START The data
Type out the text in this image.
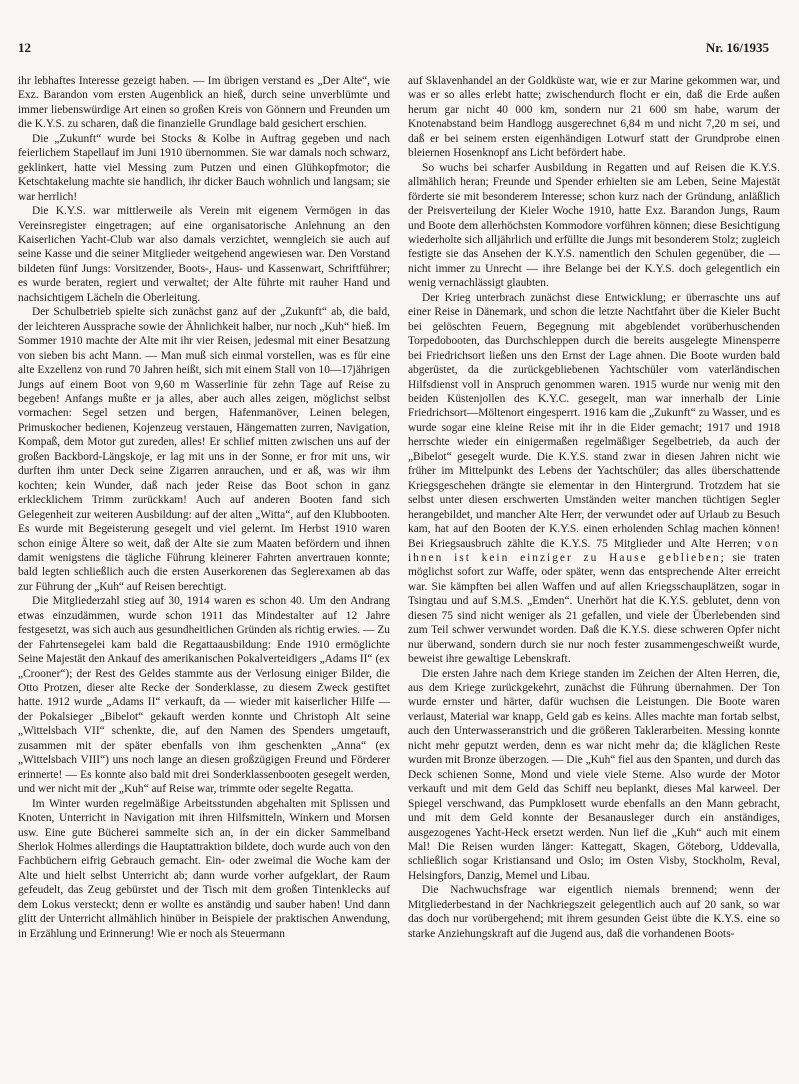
12	Nr. 16/1935

ihr lebhaftes Interesse gezeigt haben. — Im übrigen verstand es „Der Alte“, wie Exz. Barandon vom ersten Augenblick an hieß, durch seine unverblümte und immer liebenswürdige Art einen so großen Kreis von Gönnern und Freunden um die K.Y.S. zu scharen, daß die finanzielle Grundlage bald gesichert erschien.

Die „Zukunft“ wurde bei Stocks & Kolbe in Auftrag gegeben und nach feierlichem Stapellauf im Juni 1910 übernommen. Sie war damals noch schwarz, geklinkert, hatte viel Messing zum Putzen und einen Glühkopfmotor; die Ketschtakelung machte sie handlich, ihr dicker Bauch wohnlich und langsam; sie war herrlich!

Die K.Y.S. war mittlerweile als Verein mit eigenem Vermögen in das Vereinsregister eingetragen; auf eine organisatorische Anlehnung an den Kaiserlichen Yacht-Club war also damals verzichtet, wenngleich sie auch auf seine Kasse und die seiner Mitglieder weitgehend angewiesen war. Den Vorstand bildeten fünf Jungs: Vorsitzender, Boots-, Haus- und Kassenwart, Schriftführer; es wurde beraten, regiert und verwaltet; der Alte führte mit rauher Hand und nachsichtigem Lächeln die Oberleitung.

Der Schulbetrieb spielte sich zunächst ganz auf der „Zukunft“ ab, die bald, der leichteren Aussprache sowie der Ähnlichkeit halber, nur noch „Kuh“ hieß. Im Sommer 1910 machte der Alte mit ihr vier Reisen, jedesmal mit einer Besatzung von sieben bis acht Mann. — Man muß sich einmal vorstellen, was es für eine alte Exzellenz von rund 70 Jahren heißt, sich mit einem Stall von 10—17jährigen Jungs auf einem Boot von 9,60 m Wasserlinie für zehn Tage auf Reise zu begeben! Anfangs mußte er ja alles, aber auch alles zeigen, möglichst selbst vormachen: Segel setzen und bergen, Hafenmanöver, Leinen belegen, Primuskocher bedienen, Kojenzeug verstauen, Hängematten zurren, Navigation, Kompaß, dem Motor gut zureden, alles! Er schlief mitten zwischen uns auf der großen Backbord-Längskoje, er lag mit uns in der Sonne, er fror mit uns, wir durften ihm unter Deck seine Zigarren anrauchen, und er aß, was wir ihm kochten; kein Wunder, daß nach jeder Reise das Boot schon in ganz erklecklichem Trimm zurückkam! Auch auf anderen Booten fand sich Gelegenheit zur weiteren Ausbildung: auf der alten „Witta“, auf den Klubbooten. Es wurde mit Begeisterung gesegelt und viel gelernt. Im Herbst 1910 waren schon einige Ältere so weit, daß der Alte sie zum Maaten befördern und ihnen damit wenigstens die tägliche Führung kleinerer Fahrten anvertrauen konnte; bald legten schließlich auch die ersten Auserkorenen das Seglerexamen ab das zur Führung der „Kuh“ auf Reisen berechtigt.

Die Mitgliederzahl stieg auf 30, 1914 waren es schon 40. Um den Andrang etwas einzudämmen, wurde schon 1911 das Mindestalter auf 12 Jahre festgesetzt, was sich auch aus gesundheitlichen Gründen als richtig erwies. — Zu der Fahrtensegelei kam bald die Regattaausbildung: Ende 1910 ermöglichte Seine Majestät den Ankauf des amerikanischen Pokalverteidigers „Adams II“ (ex „Crooner“); der Rest des Geldes stammte aus der Verlosung einiger Bilder, die Otto Protzen, dieser alte Recke der Sonderklasse, zu diesem Zweck gestiftet hatte. 1912 wurde „Adams II“ verkauft, da — wieder mit kaiserlicher Hilfe — der Pokalsieger „Bibelot“ gekauft werden konnte und Christoph Alt seine „Wittelsbach VII“ schenkte, die, auf den Namen des Spenders umgetauft, zusammen mit der später ebenfalls von ihm geschenkten „Anna“ (ex „Wittelsbach VIII“) uns noch lange an diesen großzügigen Freund und Förderer erinnerte! — Es konnte also bald mit drei Sonderklassenbooten gesegelt werden, und wer nicht mit der „Kuh“ auf Reise war, trimmte oder segelte Regatta.

Im Winter wurden regelmäßige Arbeitsstunden abgehalten mit Splissen und Knoten, Unterricht in Navigation mit ihren Hilfsmitteln, Winkern und Morsen usw. Eine gute Bücherei sammelte sich an, in der ein dicker Sammelband Sherlok Holmes allerdings die Hauptattraktion bildete, doch wurde auch von den Fachbüchern eifrig Gebrauch gemacht. Ein- oder zweimal die Woche kam der Alte und hielt selbst Unterricht ab; dann wurde vorher aufgeklart, der Raum gefeudelt, das Zeug gebürstet und der Tisch mit dem großen Tintenklecks auf dem Lokus versteckt; denn er wollte es anständig und sauber haben! Und dann glitt der Unterricht allmählich hinüber in Beispiele der praktischen Anwendung, in Erzählung und Erinnerung! Wie er noch als Steuermann

auf Sklavenhandel an der Goldküste war, wie er zur Marine gekommen war, und was er so alles erlebt hatte; zwischendurch flocht er ein, daß die Erde außen herum gar nicht 40 000 km, sondern nur 21 600 sm habe, warum der Knotenabstand beim Handlogg ausgerechnet 6,84 m und nicht 7,20 m sei, und daß er bei seinem ersten eigenhändigen Lotwurf statt der Grundprobe einen bleiernen Hosenknopf ans Licht befördert habe.

So wuchs bei scharfer Ausbildung in Regatten und auf Reisen die K.Y.S. allmählich heran; Freunde und Spender erhielten sie am Leben, Seine Majestät förderte sie mit besonderem Interesse; schon kurz nach der Gründung, anläßlich der Preisverteilung der Kieler Woche 1910, hatte Exz. Barandon Jungs, Raum und Boote dem allerhöchsten Kommodore vorführen können; diese Besichtigung wiederholte sich alljährlich und erfüllte die Jungs mit besonderem Stolz; zugleich festigte sie das Ansehen der K.Y.S. namentlich den Schulen gegenüber, die — nicht immer zu Unrecht — ihre Belange bei der K.Y.S. doch gelegentlich ein wenig vernachlässigt glaubten.

Der Krieg unterbrach zunächst diese Entwicklung; er überraschte uns auf einer Reise in Dänemark, und schon die letzte Nachtfahrt über die Kieler Bucht bei gelöschten Feuern, Begegnung mit abgeblendet vorüberhuschenden Torpedobooten, das Durchschleppen durch die bereits ausgelegte Minensperre bei Friedrichsort ließen uns den Ernst der Lage ahnen. Die Boote wurden bald abgerüstet, da die zurückgebliebenen Yachtschüler vom vaterländischen Hilfsdienst voll in Anspruch genommen waren. 1915 wurde nur wenig mit den beiden Küstenjollen des K.Y.C. gesegelt, man war innerhalb der Linie Friedrichsort—Möltenort eingesperrt. 1916 kam die „Zukunft“ zu Wasser, und es wurde sogar eine kleine Reise mit ihr in die Eider gemacht; 1917 und 1918 herrschte wieder ein einigermaßen regelmäßiger Segelbetrieb, da auch der „Bibelot“ gesegelt wurde. Die K.Y.S. stand zwar in diesen Jahren nicht wie früher im Mittelpunkt des Lebens der Yachtschüler; das alles überschattende Kriegsgeschehen drängte sie elementar in den Hintergrund. Trotzdem hat sie selbst unter diesen erschwerten Umständen weiter manchen tüchtigen Segler herangebildet, und mancher Alte Herr, der verwundet oder auf Urlaub zu Besuch kam, hat auf den Booten der K.Y.S. einen erholenden Schlag machen können! Bei Kriegsausbruch zählte die K.Y.S. 75 Mitglieder und Alte Herren; von ihnen ist kein einziger zu Hause geblieben; sie traten möglichst sofort zur Waffe, oder später, wenn das entsprechende Alter erreicht war. Sie kämpften bei allen Waffen und auf allen Kriegsschauplätzen, sogar in Tsingtau und auf S.M.S. „Emden“. Unerhört hat die K.Y.S. geblutet, denn von diesen 75 sind nicht weniger als 21 gefallen, und viele der Überlebenden sind zum Teil schwer verwundet worden. Daß die K.Y.S. diese schweren Opfer nicht nur überwand, sondern durch sie nur noch fester zusammengeschweißt wurde, beweist ihre gewaltige Lebenskraft.

Die ersten Jahre nach dem Kriege standen im Zeichen der Alten Herren, die, aus dem Kriege zurückgekehrt, zunächst die Führung übernahmen. Der Ton wurde ernster und härter, dafür wuchsen die Leistungen. Die Boote waren verlaust, Material war knapp, Geld gab es keins. Alles machte man fortab selbst, auch den Unterwasseranstrich und die größeren Taklerarbeiten. Messing konnte nicht mehr geputzt werden, denn es war nicht mehr da; die kläglichen Reste wurden mit Bronze überzogen. — Die „Kuh“ fiel aus den Spanten, und durch das Deck schienen Sonne, Mond und viele viele Sterne. Also wurde der Motor verkauft und mit dem Geld das Schiff neu beplankt, dieses Mal karweel. Der Spiegel verschwand, das Pumpklosett wurde ebenfalls an den Mann gebracht, und mit dem Geld konnte der Besanausleger durch ein anständiges, ausgezogenes Yacht-Heck ersetzt werden. Nun lief die „Kuh“ auch mit einem Mal! Die Reisen wurden länger: Kattegatt, Skagen, Göteborg, Uddevalla, schließlich sogar Kristiansand und Oslo; im Osten Visby, Stockholm, Reval, Helsingfors, Danzig, Memel und Libau.

Die Nachwuchsfrage war eigentlich niemals brennend; wenn der Mitgliederbestand in der Nachkriegszeit gelegentlich auch auf 20 sank, so war das doch nur vorübergehend; mit ihrem gesunden Geist übte die K.Y.S. eine so starke Anziehungskraft auf die Jugend aus, daß die vorhandenen Boots-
END The data
§ What you will do:
Please list every line of the records that contains "Boots".

§ Task output:
Die K.Y.S. war mittlerweile als Verein mit eigenem Vermögen in das Vereinsregister eingetragen; auf eine organisatorische Anlehnung an den Kaiserlichen Yacht-Club war also damals verzichtet, wenngleich sie auch auf seine Kasse und die seiner Mitglieder weitgehend angewiesen war. Den Vorstand bildeten fünf Jungs: Vorsitzender, Boots-, Haus- und Kassenwart, Schriftführer; es wurde beraten, regiert und verwaltet; der Alte führte mit rauher Hand und nachsichtigem Lächeln die Oberleitung.
Die Nachwuchsfrage war eigentlich niemals brennend; wenn der Mitgliederbestand in der Nachkriegszeit gelegentlich auch auf 20 sank, so war das doch nur vorübergehend; mit ihrem gesunden Geist übte die K.Y.S. eine so starke Anziehungskraft auf die Jugend aus, daß die vorhandenen Boots-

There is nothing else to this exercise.